§ PROMPT 1:
In the passage on liability cost definitions, do these statements agree with the text? (a) Filing fees are counted as legal fees. (b) Total liability costs combine settlements, legal fees, and legal expenses. (c) Dollar values were adjusted with a monthly price index. Answer yes or no for each, quoting the deciding words.
§ PROMPT 2:
According to the passage on liability cost definitions, how were dollar values from different years made comparable, and to what year's value? Answer in one to three sentences.
§ PROMPT 3:
Could you continue the passage on liability cost definitions from its final sentence?

§ PASSAGE PROVIDED:

Legal fees were defined as payments to attorneys or para‐professionals for hourly work. Legal expenses were defined as all legal costs excluding legal fees, such as filing fees, expert witness expenses, travel, phone, postage, copying, etc. Settlement amount was defined as the total amount paid to settle a claim. Total liability costs were defined as the sum of settlements, legal fees, and legal expenses. All dollar values were adjusted for inflation to be equivalent to 2013 dollars using the annual Consumer Price Index (Urban) from the U.S. Department of Labor (Bureau of Labor Statistics: U.S. Department of Labor 2014).

§ ENTRIES SUPPLIED:
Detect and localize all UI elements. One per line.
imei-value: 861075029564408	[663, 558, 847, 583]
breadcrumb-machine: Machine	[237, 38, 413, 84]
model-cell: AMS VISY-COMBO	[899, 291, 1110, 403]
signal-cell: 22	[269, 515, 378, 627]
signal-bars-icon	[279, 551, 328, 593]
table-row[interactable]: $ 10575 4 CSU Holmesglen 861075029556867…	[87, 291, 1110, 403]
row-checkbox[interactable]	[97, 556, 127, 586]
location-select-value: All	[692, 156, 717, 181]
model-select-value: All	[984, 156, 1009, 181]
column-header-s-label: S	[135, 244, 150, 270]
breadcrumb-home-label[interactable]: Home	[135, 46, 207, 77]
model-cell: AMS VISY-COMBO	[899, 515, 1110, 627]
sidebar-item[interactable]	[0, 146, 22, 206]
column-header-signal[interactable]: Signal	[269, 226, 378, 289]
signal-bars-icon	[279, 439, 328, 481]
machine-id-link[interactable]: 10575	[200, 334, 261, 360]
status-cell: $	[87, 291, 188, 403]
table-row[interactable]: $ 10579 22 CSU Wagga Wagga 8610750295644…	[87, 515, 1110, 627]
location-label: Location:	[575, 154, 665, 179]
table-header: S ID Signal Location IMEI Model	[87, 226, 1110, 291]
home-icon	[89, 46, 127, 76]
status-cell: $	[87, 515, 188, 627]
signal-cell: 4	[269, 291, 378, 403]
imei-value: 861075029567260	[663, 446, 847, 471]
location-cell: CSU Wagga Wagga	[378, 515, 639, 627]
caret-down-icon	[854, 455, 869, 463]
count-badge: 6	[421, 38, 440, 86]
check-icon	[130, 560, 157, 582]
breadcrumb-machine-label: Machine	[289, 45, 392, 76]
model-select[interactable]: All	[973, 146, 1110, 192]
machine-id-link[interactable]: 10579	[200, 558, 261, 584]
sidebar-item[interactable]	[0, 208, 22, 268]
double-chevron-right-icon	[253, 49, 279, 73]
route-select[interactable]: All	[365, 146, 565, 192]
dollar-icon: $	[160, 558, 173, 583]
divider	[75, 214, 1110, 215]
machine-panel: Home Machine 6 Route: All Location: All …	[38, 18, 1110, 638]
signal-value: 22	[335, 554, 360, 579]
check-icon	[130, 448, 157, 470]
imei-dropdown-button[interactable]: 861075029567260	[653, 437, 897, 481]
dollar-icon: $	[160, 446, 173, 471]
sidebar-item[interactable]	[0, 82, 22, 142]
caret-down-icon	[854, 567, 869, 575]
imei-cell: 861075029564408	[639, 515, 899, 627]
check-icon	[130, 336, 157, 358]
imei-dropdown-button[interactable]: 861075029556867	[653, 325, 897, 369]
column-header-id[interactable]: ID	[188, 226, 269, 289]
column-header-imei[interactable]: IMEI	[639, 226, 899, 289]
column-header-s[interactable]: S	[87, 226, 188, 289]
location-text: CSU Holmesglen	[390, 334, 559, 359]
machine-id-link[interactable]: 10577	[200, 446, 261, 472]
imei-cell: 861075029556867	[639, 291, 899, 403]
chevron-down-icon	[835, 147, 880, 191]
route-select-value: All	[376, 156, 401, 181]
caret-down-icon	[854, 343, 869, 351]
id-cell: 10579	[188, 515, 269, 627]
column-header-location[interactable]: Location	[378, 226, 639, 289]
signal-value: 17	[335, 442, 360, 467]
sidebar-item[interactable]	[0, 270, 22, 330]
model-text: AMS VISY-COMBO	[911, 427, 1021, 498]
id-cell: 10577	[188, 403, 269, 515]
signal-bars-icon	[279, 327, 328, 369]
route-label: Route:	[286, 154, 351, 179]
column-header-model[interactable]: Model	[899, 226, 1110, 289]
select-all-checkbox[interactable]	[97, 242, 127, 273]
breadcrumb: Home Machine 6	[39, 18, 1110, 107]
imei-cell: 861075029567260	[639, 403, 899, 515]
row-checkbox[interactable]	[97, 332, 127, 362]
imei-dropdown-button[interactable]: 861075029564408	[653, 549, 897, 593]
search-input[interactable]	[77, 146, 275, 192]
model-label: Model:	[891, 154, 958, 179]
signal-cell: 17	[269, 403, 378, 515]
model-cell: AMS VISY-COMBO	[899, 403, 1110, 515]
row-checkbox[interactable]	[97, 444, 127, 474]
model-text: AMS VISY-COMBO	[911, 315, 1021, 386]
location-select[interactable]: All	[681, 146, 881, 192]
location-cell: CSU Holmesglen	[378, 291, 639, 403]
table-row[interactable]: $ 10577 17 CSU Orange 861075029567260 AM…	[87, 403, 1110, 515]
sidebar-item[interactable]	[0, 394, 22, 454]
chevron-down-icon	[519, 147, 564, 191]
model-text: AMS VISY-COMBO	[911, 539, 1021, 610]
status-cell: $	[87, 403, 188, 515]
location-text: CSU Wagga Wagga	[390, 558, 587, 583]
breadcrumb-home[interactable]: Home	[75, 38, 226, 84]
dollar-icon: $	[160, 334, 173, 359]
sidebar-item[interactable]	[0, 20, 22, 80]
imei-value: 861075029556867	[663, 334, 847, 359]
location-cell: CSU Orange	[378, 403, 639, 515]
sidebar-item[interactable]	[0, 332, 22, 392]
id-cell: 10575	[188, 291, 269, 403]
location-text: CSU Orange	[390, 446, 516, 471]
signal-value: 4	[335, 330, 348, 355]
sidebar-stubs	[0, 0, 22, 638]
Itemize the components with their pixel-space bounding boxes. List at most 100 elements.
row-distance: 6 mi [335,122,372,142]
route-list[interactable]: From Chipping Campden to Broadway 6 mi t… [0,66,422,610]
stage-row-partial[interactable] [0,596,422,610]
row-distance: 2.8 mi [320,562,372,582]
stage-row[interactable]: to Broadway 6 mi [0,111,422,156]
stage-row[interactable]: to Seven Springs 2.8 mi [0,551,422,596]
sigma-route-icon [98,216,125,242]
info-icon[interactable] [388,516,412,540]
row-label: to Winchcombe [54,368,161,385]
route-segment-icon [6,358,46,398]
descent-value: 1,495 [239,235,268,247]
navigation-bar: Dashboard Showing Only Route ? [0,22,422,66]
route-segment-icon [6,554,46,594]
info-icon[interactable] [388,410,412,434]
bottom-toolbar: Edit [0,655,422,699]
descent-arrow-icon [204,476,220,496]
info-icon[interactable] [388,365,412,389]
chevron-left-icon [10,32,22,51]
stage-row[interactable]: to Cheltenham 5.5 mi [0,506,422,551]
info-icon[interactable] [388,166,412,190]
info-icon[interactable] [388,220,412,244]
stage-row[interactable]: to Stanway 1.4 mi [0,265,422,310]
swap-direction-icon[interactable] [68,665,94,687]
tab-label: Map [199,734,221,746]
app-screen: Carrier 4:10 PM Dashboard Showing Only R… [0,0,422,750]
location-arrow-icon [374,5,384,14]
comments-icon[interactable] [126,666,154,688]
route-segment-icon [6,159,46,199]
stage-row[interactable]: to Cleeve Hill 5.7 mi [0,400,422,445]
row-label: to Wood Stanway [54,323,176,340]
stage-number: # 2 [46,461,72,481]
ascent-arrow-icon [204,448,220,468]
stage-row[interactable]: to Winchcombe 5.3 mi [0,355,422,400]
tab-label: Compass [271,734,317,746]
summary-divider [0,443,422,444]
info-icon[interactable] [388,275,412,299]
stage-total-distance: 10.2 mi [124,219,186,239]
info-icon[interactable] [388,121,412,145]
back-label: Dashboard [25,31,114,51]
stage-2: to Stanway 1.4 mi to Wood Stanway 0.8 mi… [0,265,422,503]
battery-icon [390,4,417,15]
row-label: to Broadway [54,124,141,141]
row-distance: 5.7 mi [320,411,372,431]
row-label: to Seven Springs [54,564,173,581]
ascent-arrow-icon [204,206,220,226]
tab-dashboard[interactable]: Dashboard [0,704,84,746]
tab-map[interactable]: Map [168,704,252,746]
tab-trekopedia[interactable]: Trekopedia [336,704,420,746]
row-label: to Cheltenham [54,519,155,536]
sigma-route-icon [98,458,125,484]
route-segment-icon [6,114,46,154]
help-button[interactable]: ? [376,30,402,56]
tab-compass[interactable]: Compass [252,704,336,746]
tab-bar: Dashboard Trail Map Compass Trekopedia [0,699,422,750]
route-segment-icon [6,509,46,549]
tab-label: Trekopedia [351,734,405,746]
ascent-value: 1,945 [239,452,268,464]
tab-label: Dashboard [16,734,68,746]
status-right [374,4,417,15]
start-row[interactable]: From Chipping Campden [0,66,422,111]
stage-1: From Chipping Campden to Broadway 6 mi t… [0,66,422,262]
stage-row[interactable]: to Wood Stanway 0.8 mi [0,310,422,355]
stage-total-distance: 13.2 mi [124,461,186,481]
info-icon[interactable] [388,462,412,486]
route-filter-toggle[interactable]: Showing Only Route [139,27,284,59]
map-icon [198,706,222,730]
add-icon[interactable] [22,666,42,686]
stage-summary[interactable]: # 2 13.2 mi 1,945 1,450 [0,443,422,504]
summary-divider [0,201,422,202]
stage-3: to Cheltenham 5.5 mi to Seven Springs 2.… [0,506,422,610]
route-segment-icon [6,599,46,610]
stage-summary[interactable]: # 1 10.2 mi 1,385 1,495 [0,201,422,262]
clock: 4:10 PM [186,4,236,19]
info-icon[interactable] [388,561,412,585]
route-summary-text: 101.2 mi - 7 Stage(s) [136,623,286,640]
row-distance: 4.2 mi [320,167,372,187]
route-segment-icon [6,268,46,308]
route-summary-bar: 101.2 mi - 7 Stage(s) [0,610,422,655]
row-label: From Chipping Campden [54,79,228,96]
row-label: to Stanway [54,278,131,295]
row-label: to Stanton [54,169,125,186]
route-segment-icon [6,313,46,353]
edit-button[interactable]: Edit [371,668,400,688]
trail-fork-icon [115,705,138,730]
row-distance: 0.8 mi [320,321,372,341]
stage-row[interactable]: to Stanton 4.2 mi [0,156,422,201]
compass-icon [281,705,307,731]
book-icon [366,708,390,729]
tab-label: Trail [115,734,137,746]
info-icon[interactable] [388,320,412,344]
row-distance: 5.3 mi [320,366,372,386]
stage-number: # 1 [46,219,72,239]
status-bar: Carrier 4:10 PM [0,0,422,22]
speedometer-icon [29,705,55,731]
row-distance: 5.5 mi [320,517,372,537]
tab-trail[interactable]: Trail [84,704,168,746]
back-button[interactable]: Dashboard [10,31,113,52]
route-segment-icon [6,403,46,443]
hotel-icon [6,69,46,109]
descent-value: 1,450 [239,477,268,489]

§ WRITTEN RESPONSE 1:
(a) No: "Legal expenses were defined as all legal costs excluding legal fees, such as filing fees"
(b) Yes: "the sum of settlements, legal fees, and legal expenses"
(c) No: "using the annual Consumer Price Index (Urban)"

§ WRITTEN RESPONSE 2:
All dollar values were adjusted for inflation so that they are equivalent to 2013 dollars. The adjustment used the annual Consumer Price Index (Urban) from the U.S. Department of Labor's Bureau of Labor Statistics.

§ WRITTEN RESPONSE 3:
Self‐insurance is a method of managing risk by setting aside a pool of money to be used if an unexpected loss occurs. The self‐insurance fund is a fund controlled and managed by the University in which money is held in reserve for paying estimated and ongoing indemnity and legal costs.

Self‐insurance balance is the difference between the current dollars in the fund and all current estimated expenses for all current and actual claims and lawsuits and those that may arise in the future related to any care that has been rendered up until to the date of calculating the balance.

Self‐insurance funding needed is the money needed by the self‐insurance fund to cover the estimated payouts for the coming year. At UIH, not only did it need to cover the estimated payouts for each coming year but also to begin to close the deficit in the fund that occurred when St. Paul Insurance left the market.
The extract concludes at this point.